Say how many lines in the following entries include "Athena", and add nothing else.

---------- The input

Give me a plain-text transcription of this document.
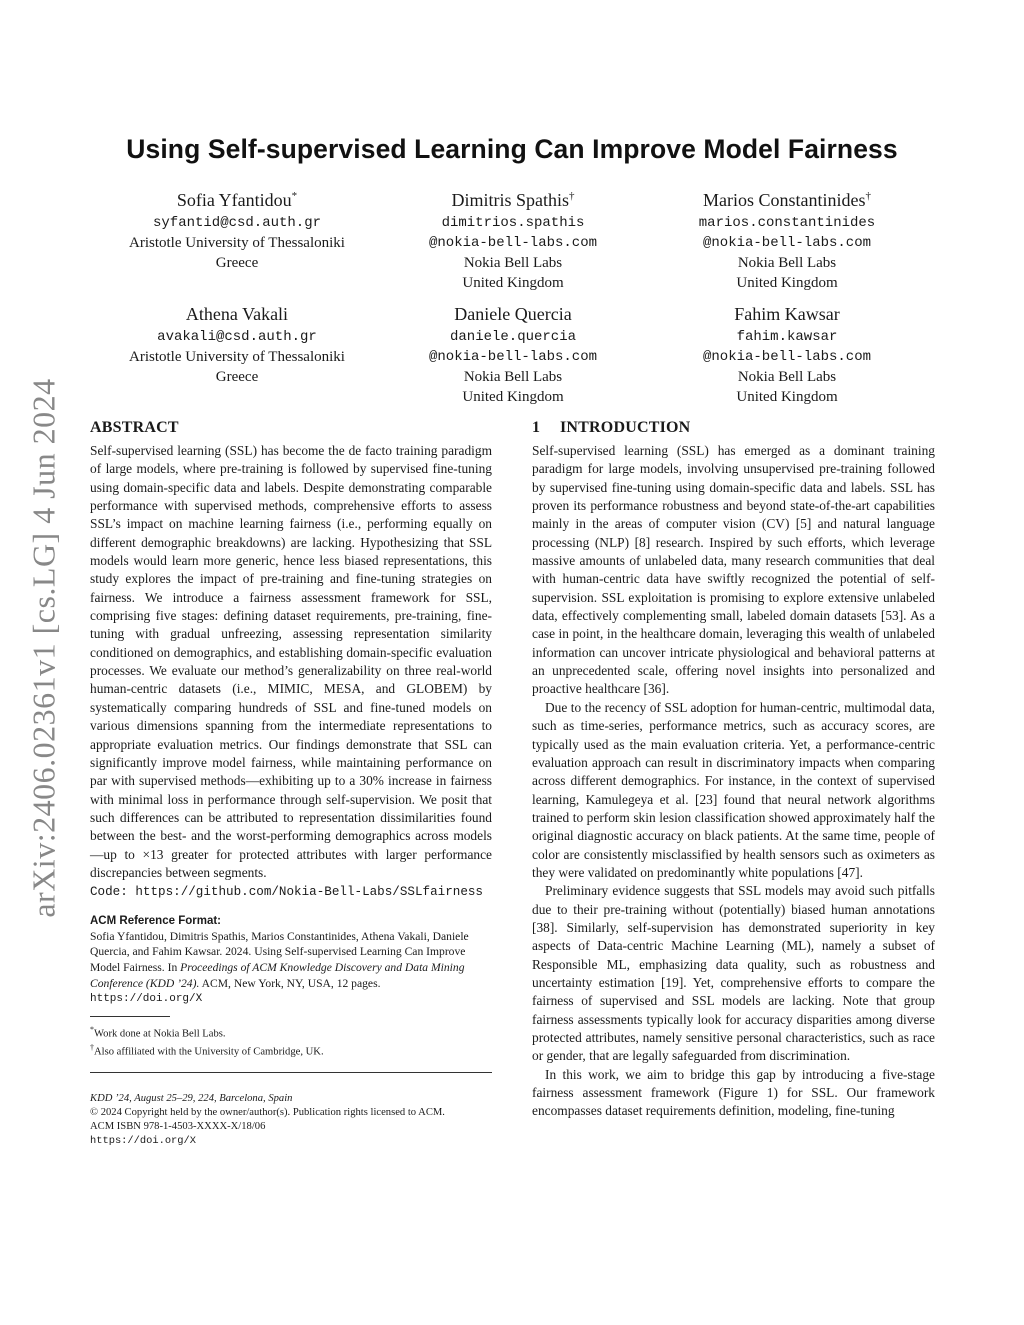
arXiv:2406.02361v1 [cs.LG] 4 Jun 2024
Using Self-supervised Learning Can Improve Model Fairness
Sofia Yfantidou*
syfantid@csd.auth.gr
Aristotle University of Thessaloniki
Greece
Dimitris Spathis†
dimitrios.spathis
@nokia-bell-labs.com
Nokia Bell Labs
United Kingdom
Marios Constantinides†
marios.constantinides
@nokia-bell-labs.com
Nokia Bell Labs
United Kingdom
Athena Vakali
avakali@csd.auth.gr
Aristotle University of Thessaloniki
Greece
Daniele Quercia
daniele.quercia
@nokia-bell-labs.com
Nokia Bell Labs
United Kingdom
Fahim Kawsar
fahim.kawsar
@nokia-bell-labs.com
Nokia Bell Labs
United Kingdom
ABSTRACT

Self-supervised learning (SSL) has become the de facto training paradigm of large models, where pre-training is followed by supervised fine-tuning using domain-specific data and labels. Despite demonstrating comparable performance with supervised methods, comprehensive efforts to assess SSL’s impact on machine learning fairness (i.e., performing equally on different demographic breakdowns) are lacking. Hypothesizing that SSL models would learn more generic, hence less biased representations, this study explores the impact of pre-training and fine-tuning strategies on fairness. We introduce a fairness assessment framework for SSL, comprising five stages: defining dataset requirements, pre-training, fine-tuning with gradual unfreezing, assessing representation similarity conditioned on demographics, and establishing domain-specific evaluation processes. We evaluate our method’s generalizability on three real-world human-centric datasets (i.e., MIMIC, MESA, and GLOBEM) by systematically comparing hundreds of SSL and fine-tuned models on various dimensions spanning from the intermediate representations to appropriate evaluation metrics. Our findings demonstrate that SSL can significantly improve model fairness, while maintaining performance on par with supervised methods—exhibiting up to a 30% increase in fairness with minimal loss in performance through self-supervision. We posit that such differences can be attributed to representation dissimilarities found between the best- and the worst-performing demographics across models—up to ×13 greater for protected attributes with larger performance discrepancies between segments.

Code: https://github.com/Nokia-Bell-Labs/SSLfairness
ACM Reference Format:
Sofia Yfantidou, Dimitris Spathis, Marios Constantinides, Athena Vakali, Daniele Quercia, and Fahim Kawsar. 2024. Using Self-supervised Learning Can Improve Model Fairness. In Proceedings of ACM Knowledge Discovery and Data Mining Conference (KDD ’24). ACM, New York, NY, USA, 12 pages.
https://doi.org/X
*Work done at Nokia Bell Labs.
†Also affiliated with the University of Cambridge, UK.
KDD ’24, August 25–29, 224, Barcelona, Spain
© 2024 Copyright held by the owner/author(s). Publication rights licensed to ACM.
ACM ISBN 978-1-4503-XXXX-X/18/06
https://doi.org/X
1 INTRODUCTION

Self-supervised learning (SSL) has emerged as a dominant training paradigm for large models, involving unsupervised pre-training followed by supervised fine-tuning using domain-specific data and labels. SSL has proven its performance robustness and beyond state-of-the-art capabilities mainly in the areas of computer vision (CV) [5] and natural language processing (NLP) [8] research. Inspired by such efforts, which leverage massive amounts of unlabeled data, many research communities that deal with human-centric data have swiftly recognized the potential of self-supervision. SSL exploitation is promising to explore extensive unlabeled data, effectively complementing small, labeled domain datasets [53]. As a case in point, in the healthcare domain, leveraging this wealth of unlabeled information can uncover intricate physiological and behavioral patterns at an unprecedented scale, offering novel insights into personalized and proactive healthcare [36].

Due to the recency of SSL adoption for human-centric, multimodal data, such as time-series, performance metrics, such as accuracy scores, are typically used as the main evaluation criteria. Yet, a performance-centric evaluation approach can result in discriminatory impacts when comparing across different demographics. For instance, in the context of supervised learning, Kamulegeya et al. [23] found that neural network algorithms trained to perform skin lesion classification showed approximately half the original diagnostic accuracy on black patients. At the same time, people of color are consistently misclassified by health sensors such as oximeters as they were validated on predominantly white populations [47].

Preliminary evidence suggests that SSL models may avoid such pitfalls due to their pre-training without (potentially) biased human annotations [38]. Similarly, self-supervision has demonstrated superiority in key aspects of Data-centric Machine Learning (ML), namely a subset of Responsible ML, emphasizing data quality, such as robustness and uncertainty estimation [19]. Yet, comprehensive efforts to compare the fairness of supervised and SSL models are lacking. Note that group fairness assessments typically look for accuracy disparities among diverse protected attributes, namely sensitive personal characteristics, such as race or gender, that are legally safeguarded from discrimination.

In this work, we aim to bridge this gap by introducing a five-stage fairness assessment framework (Figure 1) for SSL. Our framework encompasses dataset requirements definition, modeling, fine-tuning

--------------------

_Problem solution_: 2